* Exercise aim: Copy out the entries exactly, from the first line to the last.

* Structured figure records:
* start *

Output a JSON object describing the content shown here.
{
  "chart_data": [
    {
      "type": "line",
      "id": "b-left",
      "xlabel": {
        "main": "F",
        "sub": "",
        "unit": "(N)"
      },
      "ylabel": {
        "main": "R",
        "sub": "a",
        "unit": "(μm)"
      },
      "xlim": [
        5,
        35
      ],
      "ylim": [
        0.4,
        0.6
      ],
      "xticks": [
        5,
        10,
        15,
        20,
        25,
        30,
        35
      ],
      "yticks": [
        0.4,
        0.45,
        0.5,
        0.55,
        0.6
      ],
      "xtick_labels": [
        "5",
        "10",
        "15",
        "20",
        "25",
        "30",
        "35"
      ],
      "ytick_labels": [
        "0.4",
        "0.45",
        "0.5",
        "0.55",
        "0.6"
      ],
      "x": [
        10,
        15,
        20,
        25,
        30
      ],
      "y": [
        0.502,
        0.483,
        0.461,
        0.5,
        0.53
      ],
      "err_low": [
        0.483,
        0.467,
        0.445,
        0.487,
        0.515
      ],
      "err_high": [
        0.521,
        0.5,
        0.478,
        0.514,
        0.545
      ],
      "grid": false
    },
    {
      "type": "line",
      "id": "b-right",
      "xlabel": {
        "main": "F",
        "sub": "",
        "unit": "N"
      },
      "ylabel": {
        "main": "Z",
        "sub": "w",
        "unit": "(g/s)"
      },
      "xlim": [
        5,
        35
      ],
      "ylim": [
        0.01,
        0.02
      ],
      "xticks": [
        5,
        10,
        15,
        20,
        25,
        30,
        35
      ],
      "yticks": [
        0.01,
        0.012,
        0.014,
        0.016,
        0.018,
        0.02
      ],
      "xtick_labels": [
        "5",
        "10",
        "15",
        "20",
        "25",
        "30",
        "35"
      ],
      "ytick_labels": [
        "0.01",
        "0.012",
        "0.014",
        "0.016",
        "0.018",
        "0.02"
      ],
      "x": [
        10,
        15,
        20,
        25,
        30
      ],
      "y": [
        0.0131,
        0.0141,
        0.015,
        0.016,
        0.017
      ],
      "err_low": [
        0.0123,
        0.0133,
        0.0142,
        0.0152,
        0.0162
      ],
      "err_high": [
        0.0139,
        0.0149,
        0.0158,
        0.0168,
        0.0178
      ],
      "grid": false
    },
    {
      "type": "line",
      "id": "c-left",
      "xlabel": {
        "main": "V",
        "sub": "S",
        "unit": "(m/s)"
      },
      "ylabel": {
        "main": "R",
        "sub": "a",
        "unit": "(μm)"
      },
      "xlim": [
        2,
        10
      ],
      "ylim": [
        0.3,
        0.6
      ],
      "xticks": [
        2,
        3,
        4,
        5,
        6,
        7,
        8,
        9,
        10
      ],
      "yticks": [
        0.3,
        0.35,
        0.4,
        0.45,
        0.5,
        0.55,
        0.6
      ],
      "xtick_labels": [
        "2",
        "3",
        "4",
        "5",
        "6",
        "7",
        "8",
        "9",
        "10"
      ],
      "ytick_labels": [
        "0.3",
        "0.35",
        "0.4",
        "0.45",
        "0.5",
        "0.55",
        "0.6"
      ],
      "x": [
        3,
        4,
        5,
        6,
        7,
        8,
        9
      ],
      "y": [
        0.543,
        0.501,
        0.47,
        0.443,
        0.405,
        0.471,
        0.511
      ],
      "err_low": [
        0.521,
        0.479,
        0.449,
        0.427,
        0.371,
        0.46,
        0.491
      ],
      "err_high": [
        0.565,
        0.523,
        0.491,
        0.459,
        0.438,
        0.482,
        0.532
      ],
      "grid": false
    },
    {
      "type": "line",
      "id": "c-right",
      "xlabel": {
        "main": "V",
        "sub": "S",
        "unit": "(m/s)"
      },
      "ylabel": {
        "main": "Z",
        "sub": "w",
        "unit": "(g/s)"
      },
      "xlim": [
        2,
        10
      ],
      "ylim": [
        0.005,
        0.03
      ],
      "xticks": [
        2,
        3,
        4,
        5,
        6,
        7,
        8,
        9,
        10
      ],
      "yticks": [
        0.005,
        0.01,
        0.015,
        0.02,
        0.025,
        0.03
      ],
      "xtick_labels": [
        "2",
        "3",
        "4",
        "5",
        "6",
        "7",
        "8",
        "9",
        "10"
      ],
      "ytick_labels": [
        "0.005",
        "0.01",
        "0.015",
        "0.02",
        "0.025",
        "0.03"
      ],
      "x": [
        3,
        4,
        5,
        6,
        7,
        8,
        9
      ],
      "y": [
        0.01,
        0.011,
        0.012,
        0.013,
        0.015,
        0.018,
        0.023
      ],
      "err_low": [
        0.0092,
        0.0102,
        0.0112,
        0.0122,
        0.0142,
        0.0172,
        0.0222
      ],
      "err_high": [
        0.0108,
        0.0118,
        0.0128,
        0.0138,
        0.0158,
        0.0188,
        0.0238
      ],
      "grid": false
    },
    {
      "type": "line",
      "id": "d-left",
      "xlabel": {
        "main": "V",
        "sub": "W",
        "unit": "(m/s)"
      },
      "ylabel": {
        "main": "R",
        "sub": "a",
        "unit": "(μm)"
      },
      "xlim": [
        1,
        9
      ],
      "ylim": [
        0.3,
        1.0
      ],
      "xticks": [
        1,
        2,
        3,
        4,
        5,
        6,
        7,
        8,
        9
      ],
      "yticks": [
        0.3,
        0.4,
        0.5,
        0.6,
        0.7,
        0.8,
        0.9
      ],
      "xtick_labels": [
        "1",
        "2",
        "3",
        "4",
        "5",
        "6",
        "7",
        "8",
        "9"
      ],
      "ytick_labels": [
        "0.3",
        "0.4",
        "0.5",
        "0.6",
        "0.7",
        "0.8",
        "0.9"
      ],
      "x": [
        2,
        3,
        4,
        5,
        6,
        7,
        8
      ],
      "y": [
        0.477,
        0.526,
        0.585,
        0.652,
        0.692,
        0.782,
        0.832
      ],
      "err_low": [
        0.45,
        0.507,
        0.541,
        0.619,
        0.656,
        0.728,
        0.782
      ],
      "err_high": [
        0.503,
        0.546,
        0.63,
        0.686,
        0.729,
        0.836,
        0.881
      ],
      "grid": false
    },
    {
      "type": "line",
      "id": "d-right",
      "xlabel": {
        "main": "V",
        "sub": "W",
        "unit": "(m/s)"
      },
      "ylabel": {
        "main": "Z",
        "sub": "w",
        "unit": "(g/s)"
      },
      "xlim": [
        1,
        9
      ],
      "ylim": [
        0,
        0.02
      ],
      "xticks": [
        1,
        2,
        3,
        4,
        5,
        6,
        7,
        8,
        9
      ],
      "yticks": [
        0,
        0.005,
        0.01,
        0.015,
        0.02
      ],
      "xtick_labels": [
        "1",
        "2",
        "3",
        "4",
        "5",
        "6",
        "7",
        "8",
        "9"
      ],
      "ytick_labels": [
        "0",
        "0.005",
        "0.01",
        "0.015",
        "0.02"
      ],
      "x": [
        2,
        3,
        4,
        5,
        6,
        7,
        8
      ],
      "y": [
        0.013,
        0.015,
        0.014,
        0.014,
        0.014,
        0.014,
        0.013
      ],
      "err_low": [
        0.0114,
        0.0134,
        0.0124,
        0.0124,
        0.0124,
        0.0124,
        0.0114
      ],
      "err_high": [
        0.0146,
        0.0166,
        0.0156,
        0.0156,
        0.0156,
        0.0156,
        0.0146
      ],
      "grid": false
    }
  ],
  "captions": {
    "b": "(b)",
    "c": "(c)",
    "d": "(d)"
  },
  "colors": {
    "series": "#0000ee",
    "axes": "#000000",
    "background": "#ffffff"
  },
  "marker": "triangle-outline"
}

* end *

* Response to the exercise:
Output a JSON object describing the content shown here.
{
  "chart_data": [
    {
      "type": "line",
      "id": "b-left",
      "xlabel": {
        "main": "F",
        "sub": "",
        "unit": "(N)"
      },
      "ylabel": {
        "main": "R",
        "sub": "a",
        "unit": "(μm)"
      },
      "xlim": [
        5,
        35
      ],
      "ylim": [
        0.4,
        0.6
      ],
      "xticks": [
        5,
        10,
        15,
        20,
        25,
        30,
        35
      ],
      "yticks": [
        0.4,
        0.45,
        0.5,
        0.55,
        0.6
      ],
      "xtick_labels": [
        "5",
        "10",
        "15",
        "20",
        "25",
        "30",
        "35"
      ],
      "ytick_labels": [
        "0.4",
        "0.45",
        "0.5",
        "0.55",
        "0.6"
      ],
      "x": [
        10,
        15,
        20,
        25,
        30
      ],
      "y": [
        0.502,
        0.483,
        0.461,
        0.5,
        0.53
      ],
      "err_low": [
        0.483,
        0.467,
        0.445,
        0.487,
        0.515
      ],
      "err_high": [
        0.521,
        0.5,
        0.478,
        0.514,
        0.545
      ],
      "grid": false
    },
    {
      "type": "line",
      "id": "b-right",
      "xlabel": {
        "main": "F",
        "sub": "",
        "unit": "N"
      },
      "ylabel": {
        "main": "Z",
        "sub": "w",
        "unit": "(g/s)"
      },
      "xlim": [
        5,
        35
      ],
      "ylim": [
        0.01,
        0.02
      ],
      "xticks": [
        5,
        10,
        15,
        20,
        25,
        30,
        35
      ],
      "yticks": [
        0.01,
        0.012,
        0.014,
        0.016,
        0.018,
        0.02
      ],
      "xtick_labels": [
        "5",
        "10",
        "15",
        "20",
        "25",
        "30",
        "35"
      ],
      "ytick_labels": [
        "0.01",
        "0.012",
        "0.014",
        "0.016",
        "0.018",
        "0.02"
      ],
      "x": [
        10,
        15,
        20,
        25,
        30
      ],
      "y": [
        0.0131,
        0.0141,
        0.015,
        0.016,
        0.017
      ],
      "err_low": [
        0.0123,
        0.0133,
        0.0142,
        0.0152,
        0.0162
      ],
      "err_high": [
        0.0139,
        0.0149,
        0.0158,
        0.0168,
        0.0178
      ],
      "grid": false
    },
    {
      "type": "line",
      "id": "c-left",
      "xlabel": {
        "main": "V",
        "sub": "S",
        "unit": "(m/s)"
      },
      "ylabel": {
        "main": "R",
        "sub": "a",
        "unit": "(μm)"
      },
      "xlim": [
        2,
        10
      ],
      "ylim": [
        0.3,
        0.6
      ],
      "xticks": [
        2,
        3,
        4,
        5,
        6,
        7,
        8,
        9,
        10
      ],
      "yticks": [
        0.3,
        0.35,
        0.4,
        0.45,
        0.5,
        0.55,
        0.6
      ],
      "xtick_labels": [
        "2",
        "3",
        "4",
        "5",
        "6",
        "7",
        "8",
        "9",
        "10"
      ],
      "ytick_labels": [
        "0.3",
        "0.35",
        "0.4",
        "0.45",
        "0.5",
        "0.55",
        "0.6"
      ],
      "x": [
        3,
        4,
        5,
        6,
        7,
        8,
        9
      ],
      "y": [
        0.543,
        0.501,
        0.47,
        0.443,
        0.405,
        0.471,
        0.511
      ],
      "err_low": [
        0.521,
        0.479,
        0.449,
        0.427,
        0.371,
        0.46,
        0.491
      ],
      "err_high": [
        0.565,
        0.523,
        0.491,
        0.459,
        0.438,
        0.482,
        0.532
      ],
      "grid": false
    },
    {
      "type": "line",
      "id": "c-right",
      "xlabel": {
        "main": "V",
        "sub": "S",
        "unit": "(m/s)"
      },
      "ylabel": {
        "main": "Z",
        "sub": "w",
        "unit": "(g/s)"
      },
      "xlim": [
        2,
        10
      ],
      "ylim": [
        0.005,
        0.03
      ],
      "xticks": [
        2,
        3,
        4,
        5,
        6,
        7,
        8,
        9,
        10
      ],
      "yticks": [
        0.005,
        0.01,
        0.015,
        0.02,
        0.025,
        0.03
      ],
      "xtick_labels": [
        "2",
        "3",
        "4",
        "5",
        "6",
        "7",
        "8",
        "9",
        "10"
      ],
      "ytick_labels": [
        "0.005",
        "0.01",
        "0.015",
        "0.02",
        "0.025",
        "0.03"
      ],
      "x": [
        3,
        4,
        5,
        6,
        7,
        8,
        9
      ],
      "y": [
        0.01,
        0.011,
        0.012,
        0.013,
        0.015,
        0.018,
        0.023
      ],
      "err_low": [
        0.0092,
        0.0102,
        0.0112,
        0.0122,
        0.0142,
        0.0172,
        0.0222
      ],
      "err_high": [
        0.0108,
        0.0118,
        0.0128,
        0.0138,
        0.0158,
        0.0188,
        0.0238
      ],
      "grid": false
    },
    {
      "type": "line",
      "id": "d-left",
      "xlabel": {
        "main": "V",
        "sub": "W",
        "unit": "(m/s)"
      },
      "ylabel": {
        "main": "R",
        "sub": "a",
        "unit": "(μm)"
      },
      "xlim": [
        1,
        9
      ],
      "ylim": [
        0.3,
        1.0
      ],
      "xticks": [
        1,
        2,
        3,
        4,
        5,
        6,
        7,
        8,
        9
      ],
      "yticks": [
        0.3,
        0.4,
        0.5,
        0.6,
        0.7,
        0.8,
        0.9
      ],
      "xtick_labels": [
        "1",
        "2",
        "3",
        "4",
        "5",
        "6",
        "7",
        "8",
        "9"
      ],
      "ytick_labels": [
        "0.3",
        "0.4",
        "0.5",
        "0.6",
        "0.7",
        "0.8",
        "0.9"
      ],
      "x": [
        2,
        3,
        4,
        5,
        6,
        7,
        8
      ],
      "y": [
        0.477,
        0.526,
        0.585,
        0.652,
        0.692,
        0.782,
        0.832
      ],
      "err_low": [
        0.45,
        0.507,
        0.541,
        0.619,
        0.656,
        0.728,
        0.782
      ],
      "err_high": [
        0.503,
        0.546,
        0.63,
        0.686,
        0.729,
        0.836,
        0.881
      ],
      "grid": false
    },
    {
      "type": "line",
      "id": "d-right",
      "xlabel": {
        "main": "V",
        "sub": "W",
        "unit": "(m/s)"
      },
      "ylabel": {
        "main": "Z",
        "sub": "w",
        "unit": "(g/s)"
      },
      "xlim": [
        1,
        9
      ],
      "ylim": [
        0,
        0.02
      ],
      "xticks": [
        1,
        2,
        3,
        4,
        5,
        6,
        7,
        8,
        9
      ],
      "yticks": [
        0,
        0.005,
        0.01,
        0.015,
        0.02
      ],
      "xtick_labels": [
        "1",
        "2",
        "3",
        "4",
        "5",
        "6",
        "7",
        "8",
        "9"
      ],
      "ytick_labels": [
        "0",
        "0.005",
        "0.01",
        "0.015",
        "0.02"
      ],
      "x": [
        2,
        3,
        4,
        5,
        6,
        7,
        8
      ],
      "y": [
        0.013,
        0.015,
        0.014,
        0.014,
        0.014,
        0.014,
        0.013
      ],
      "err_low": [
        0.0114,
        0.0134,
        0.0124,
        0.0124,
        0.0124,
        0.0124,
        0.0114
      ],
      "err_high": [
        0.0146,
        0.0166,
        0.0156,
        0.0156,
        0.0156,
        0.0156,
        0.0146
      ],
      "grid": false
    }
  ],
  "captions": {
    "b": "(b)",
    "c": "(c)",
    "d": "(d)"
  },
  "colors": {
    "series": "#0000ee",
    "axes": "#000000",
    "background": "#ffffff"
  },
  "marker": "triangle-outline"
}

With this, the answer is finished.